Start of Data extract

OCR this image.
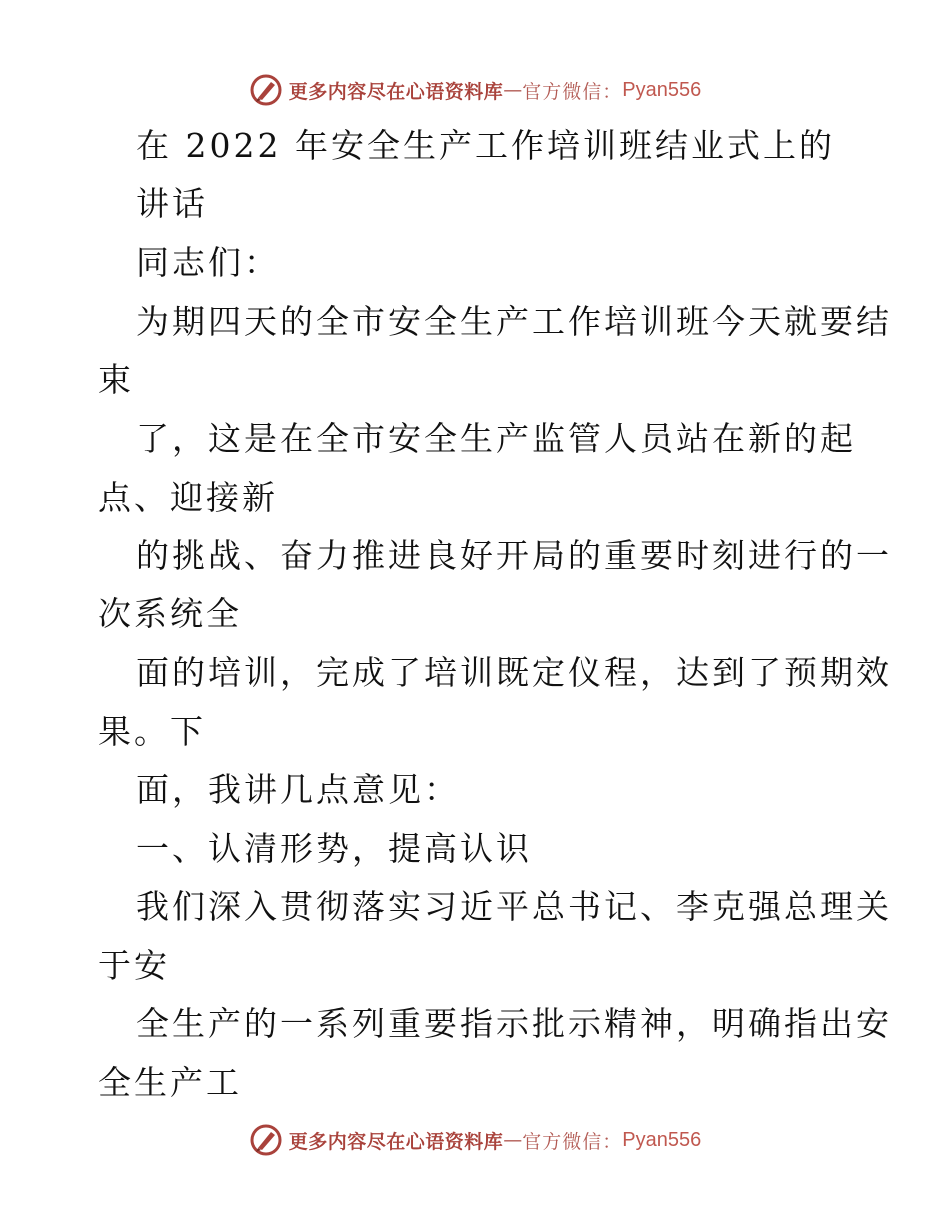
更多内容尽在心语资料库 — 官方微信： Pyan556
在 2022 年安全生产工作培训班结业式上的
讲话
同志们：
为期四天的全市安全生产工作培训班今天就要结
束
了，这是在全市安全生产监管人员站在新的起
点、迎接新
的挑战、奋力推进良好开局的重要时刻进行的一
次系统全
面的培训，完成了培训既定仪程，达到了预期效
果。下
面，我讲几点意见：
一、认清形势，提高认识
我们深入贯彻落实习近平总书记、李克强总理关
于安
全生产的一系列重要指示批示精神，明确指出安
全生产工
更多内容尽在心语资料库 — 官方微信： Pyan556
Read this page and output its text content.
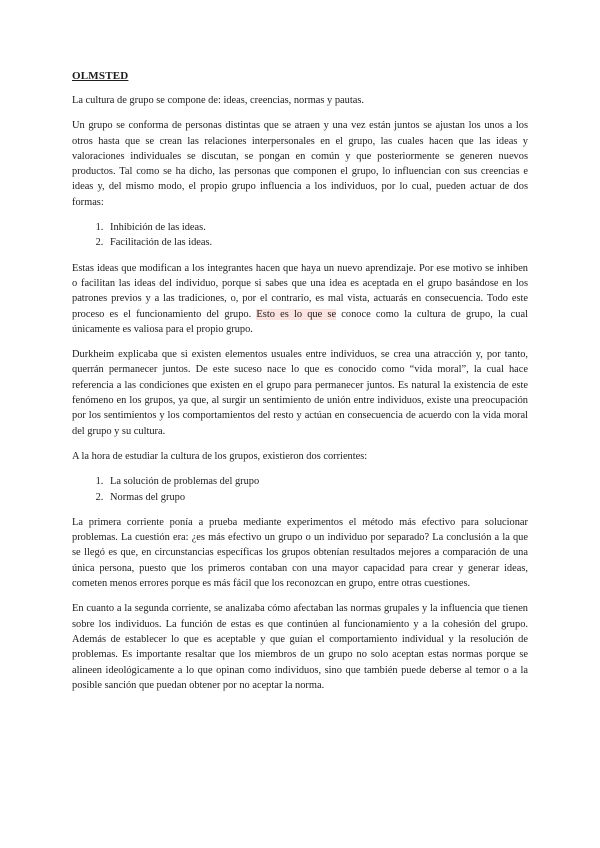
OLMSTED

La cultura de grupo se compone de: ideas, creencias, normas y pautas.

Un grupo se conforma de personas distintas que se atraen y una vez están juntos se ajustan los unos a los otros hasta que se crean las relaciones interpersonales en el grupo, las cuales hacen que las ideas y valoraciones individuales se discutan, se pongan en común y que posteriormente se generen nuevos productos. Tal como se ha dicho, las personas que componen el grupo, lo influencian con sus creencias e ideas y, del mismo modo, el propio grupo influencia a los individuos, por lo cual, pueden actuar de dos formas:

1. Inhibición de las ideas.
2. Facilitación de las ideas.

Estas ideas que modifican a los integrantes hacen que haya un nuevo aprendizaje. Por ese motivo se inhiben o facilitan las ideas del individuo, porque si sabes que una idea es aceptada en el grupo basándose en los patrones previos y a las tradiciones, o, por el contrario, es mal vista, actuarás en consecuencia. Todo este proceso es el funcionamiento del grupo. Esto es lo que se conoce como la cultura de grupo, la cual únicamente es valiosa para el propio grupo.

Durkheim explicaba que si existen elementos usuales entre individuos, se crea una atracción y, por tanto, querrán permanecer juntos. De este suceso nace lo que es conocido como “vida moral”, la cual hace referencia a las condiciones que existen en el grupo para permanecer juntos. Es natural la existencia de este fenómeno en los grupos, ya que, al surgir un sentimiento de unión entre individuos, existe una preocupación por los sentimientos y los comportamientos del resto y actúan en consecuencia de acuerdo con la vida moral del grupo y su cultura.

A la hora de estudiar la cultura de los grupos, existieron dos corrientes:

1. La solución de problemas del grupo
2. Normas del grupo

La primera corriente ponía a prueba mediante experimentos el método más efectivo para solucionar problemas. La cuestión era: ¿es más efectivo un grupo o un individuo por separado? La conclusión a la que se llegó es que, en circunstancias específicas los grupos obtenían resultados mejores a comparación de una única persona, puesto que los primeros contaban con una mayor capacidad para crear y generar ideas, cometen menos errores porque es más fácil que los reconozcan en grupo, entre otras cuestiones.

En cuanto a la segunda corriente, se analizaba cómo afectaban las normas grupales y la influencia que tienen sobre los individuos. La función de estas es que continúen al funcionamiento y a la cohesión del grupo. Además de establecer lo que es aceptable y que guían el comportamiento individual y la resolución de problemas. Es importante resaltar que los miembros de un grupo no solo aceptan estas normas porque se alineen ideológicamente a lo que opinan como individuos, sino que también puede deberse al temor o a la posible sanción que puedan obtener por no aceptar la norma.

End of Data extract

_Written instruction_
Show each line in the entries that holds the string "este".

_Result_
Estas ideas que modifican a los integrantes hacen que haya un nuevo aprendizaje. Por ese motivo se inhiben o facilitan las ideas del individuo, porque si sabes que una idea es aceptada en el grupo basándose en los patrones previos y a las tradiciones, o, por el contrario, es mal vista, actuarás en consecuencia. Todo este proceso es el funcionamiento del grupo. Esto es lo que se conoce como la cultura de grupo, la cual únicamente es valiosa para el propio grupo.
Durkheim explicaba que si existen elementos usuales entre individuos, se crea una atracción y, por tanto, querrán permanecer juntos. De este suceso nace lo que es conocido como “vida moral”, la cual hace referencia a las condiciones que existen en el grupo para permanecer juntos. Es natural la existencia de este fenómeno en los grupos, ya que, al surgir un sentimiento de unión entre individuos, existe una preocupación por los sentimientos y los comportamientos del resto y actúan en consecuencia de acuerdo con la vida moral del grupo y su cultura.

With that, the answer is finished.